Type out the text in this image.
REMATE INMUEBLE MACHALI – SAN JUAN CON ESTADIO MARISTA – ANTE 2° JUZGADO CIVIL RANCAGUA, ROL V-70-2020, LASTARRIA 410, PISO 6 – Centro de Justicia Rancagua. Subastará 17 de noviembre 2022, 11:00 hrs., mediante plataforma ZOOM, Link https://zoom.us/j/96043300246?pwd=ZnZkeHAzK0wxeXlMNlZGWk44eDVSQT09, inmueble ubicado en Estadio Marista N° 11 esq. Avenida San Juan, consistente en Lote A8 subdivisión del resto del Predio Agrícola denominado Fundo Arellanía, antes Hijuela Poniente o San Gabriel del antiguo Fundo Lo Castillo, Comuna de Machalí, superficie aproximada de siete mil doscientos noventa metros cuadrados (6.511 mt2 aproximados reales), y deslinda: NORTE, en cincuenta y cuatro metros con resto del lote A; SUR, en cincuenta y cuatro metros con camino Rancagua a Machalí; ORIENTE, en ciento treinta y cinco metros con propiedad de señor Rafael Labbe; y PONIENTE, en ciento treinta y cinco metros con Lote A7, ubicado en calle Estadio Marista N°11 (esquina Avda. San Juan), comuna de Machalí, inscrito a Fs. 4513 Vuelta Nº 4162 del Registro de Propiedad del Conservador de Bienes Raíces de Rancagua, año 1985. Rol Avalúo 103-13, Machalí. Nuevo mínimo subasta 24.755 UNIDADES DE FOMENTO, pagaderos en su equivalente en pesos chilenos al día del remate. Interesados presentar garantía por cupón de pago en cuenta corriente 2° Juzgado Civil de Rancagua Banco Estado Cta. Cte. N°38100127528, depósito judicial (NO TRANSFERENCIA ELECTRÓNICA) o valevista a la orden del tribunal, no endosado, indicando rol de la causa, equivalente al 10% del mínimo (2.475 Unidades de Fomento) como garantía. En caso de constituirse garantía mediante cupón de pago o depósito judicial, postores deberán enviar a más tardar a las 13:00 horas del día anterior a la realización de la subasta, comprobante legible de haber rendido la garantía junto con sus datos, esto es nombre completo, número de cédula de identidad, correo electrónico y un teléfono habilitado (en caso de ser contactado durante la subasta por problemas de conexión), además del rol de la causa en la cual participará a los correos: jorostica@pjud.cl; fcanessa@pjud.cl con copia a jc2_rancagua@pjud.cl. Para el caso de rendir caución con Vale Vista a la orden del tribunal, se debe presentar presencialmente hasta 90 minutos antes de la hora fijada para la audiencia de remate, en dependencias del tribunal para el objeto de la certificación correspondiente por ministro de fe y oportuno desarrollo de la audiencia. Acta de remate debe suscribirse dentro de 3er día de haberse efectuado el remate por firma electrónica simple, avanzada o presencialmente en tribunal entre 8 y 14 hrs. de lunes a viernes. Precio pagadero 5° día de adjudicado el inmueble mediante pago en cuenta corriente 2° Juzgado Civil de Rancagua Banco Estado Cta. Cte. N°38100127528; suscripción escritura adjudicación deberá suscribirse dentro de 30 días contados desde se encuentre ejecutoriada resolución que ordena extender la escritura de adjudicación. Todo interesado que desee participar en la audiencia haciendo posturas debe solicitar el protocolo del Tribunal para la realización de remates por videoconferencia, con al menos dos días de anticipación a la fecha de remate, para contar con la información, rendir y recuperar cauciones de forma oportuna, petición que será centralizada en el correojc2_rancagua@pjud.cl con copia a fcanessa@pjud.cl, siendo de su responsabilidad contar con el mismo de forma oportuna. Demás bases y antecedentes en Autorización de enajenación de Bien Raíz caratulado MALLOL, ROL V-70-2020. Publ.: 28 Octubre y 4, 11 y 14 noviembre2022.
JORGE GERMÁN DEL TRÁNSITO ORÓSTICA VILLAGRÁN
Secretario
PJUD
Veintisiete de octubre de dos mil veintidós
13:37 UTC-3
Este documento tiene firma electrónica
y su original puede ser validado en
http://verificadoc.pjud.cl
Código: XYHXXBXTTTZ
* * * * * * *
### [Task goal]
Would you reproduce all the entries exactly?

### [Final result]
Type out the text in this image.
REMATE INMUEBLE MACHALI – SAN JUAN CON ESTADIO MARISTA – ANTE 2° JUZGADO CIVIL RANCAGUA, ROL V-70-2020, LASTARRIA 410, PISO 6 – Centro de Justicia Rancagua. Subastará 17 de noviembre 2022, 11:00 hrs., mediante plataforma ZOOM, Link https://zoom.us/j/96043300246?pwd=ZnZkeHAzK0wxeXlMNlZGWk44eDVSQT09, inmueble ubicado en Estadio Marista N° 11 esq. Avenida San Juan, consistente en Lote A8 subdivisión del resto del Predio Agrícola denominado Fundo Arellanía, antes Hijuela Poniente o San Gabriel del antiguo Fundo Lo Castillo, Comuna de Machalí, superficie aproximada de siete mil doscientos noventa metros cuadrados (6.511 mt2 aproximados reales), y deslinda: NORTE, en cincuenta y cuatro metros con resto del lote A; SUR, en cincuenta y cuatro metros con camino Rancagua a Machalí; ORIENTE, en ciento treinta y cinco metros con propiedad de señor Rafael Labbe; y PONIENTE, en ciento treinta y cinco metros con Lote A7, ubicado en calle Estadio Marista N°11 (esquina Avda. San Juan), comuna de Machalí, inscrito a Fs. 4513 Vuelta Nº 4162 del Registro de Propiedad del Conservador de Bienes Raíces de Rancagua, año 1985. Rol Avalúo 103-13, Machalí. Nuevo mínimo subasta 24.755 UNIDADES DE FOMENTO, pagaderos en su equivalente en pesos chilenos al día del remate. Interesados presentar garantía por cupón de pago en cuenta corriente 2° Juzgado Civil de Rancagua Banco Estado Cta. Cte. N°38100127528, depósito judicial (NO TRANSFERENCIA ELECTRÓNICA) o valevista a la orden del tribunal, no endosado, indicando rol de la causa, equivalente al 10% del mínimo (2.475 Unidades de Fomento) como garantía. En caso de constituirse garantía mediante cupón de pago o depósito judicial, postores deberán enviar a más tardar a las 13:00 horas del día anterior a la realización de la subasta, comprobante legible de haber rendido la garantía junto con sus datos, esto es nombre completo, número de cédula de identidad, correo electrónico y un teléfono habilitado (en caso de ser contactado durante la subasta por problemas de conexión), además del rol de la causa en la cual participará a los correos: jorostica@pjud.cl; fcanessa@pjud.cl con copia a jc2_rancagua@pjud.cl. Para el caso de rendir caución con Vale Vista a la orden del tribunal, se debe presentar presencialmente hasta 90 minutos antes de la hora fijada para la audiencia de remate, en dependencias del tribunal para el objeto de la certificación correspondiente por ministro de fe y oportuno desarrollo de la audiencia. Acta de remate debe suscribirse dentro de 3er día de haberse efectuado el remate por firma electrónica simple, avanzada o presencialmente en tribunal entre 8 y 14 hrs. de lunes a viernes. Precio pagadero 5° día de adjudicado el inmueble mediante pago en cuenta corriente 2° Juzgado Civil de Rancagua Banco Estado Cta. Cte. N°38100127528; suscripción escritura adjudicación deberá suscribirse dentro de 30 días contados desde se encuentre ejecutoriada resolución que ordena extender la escritura de adjudicación. Todo interesado que desee participar en la audiencia haciendo posturas debe solicitar el protocolo del Tribunal para la realización de remates por videoconferencia, con al menos dos días de anticipación a la fecha de remate, para contar con la información, rendir y recuperar cauciones de forma oportuna, petición que será centralizada en el correojc2_rancagua@pjud.cl con copia a fcanessa@pjud.cl, siendo de su responsabilidad contar con el mismo de forma oportuna. Demás bases y antecedentes en Autorización de enajenación de Bien Raíz caratulado MALLOL, ROL V-70-2020. Publ.: 28 Octubre y 4, 11 y 14 noviembre2022.
JORGE GERMÁN DEL TRÁNSITO ORÓSTICA VILLAGRÁN
Secretario
PJUD
Veintisiete de octubre de dos mil veintidós
13:37 UTC-3
Este documento tiene firma electrónica
y su original puede ser validado en
http://verificadoc.pjud.cl
Código: XYHXXBXTTTZ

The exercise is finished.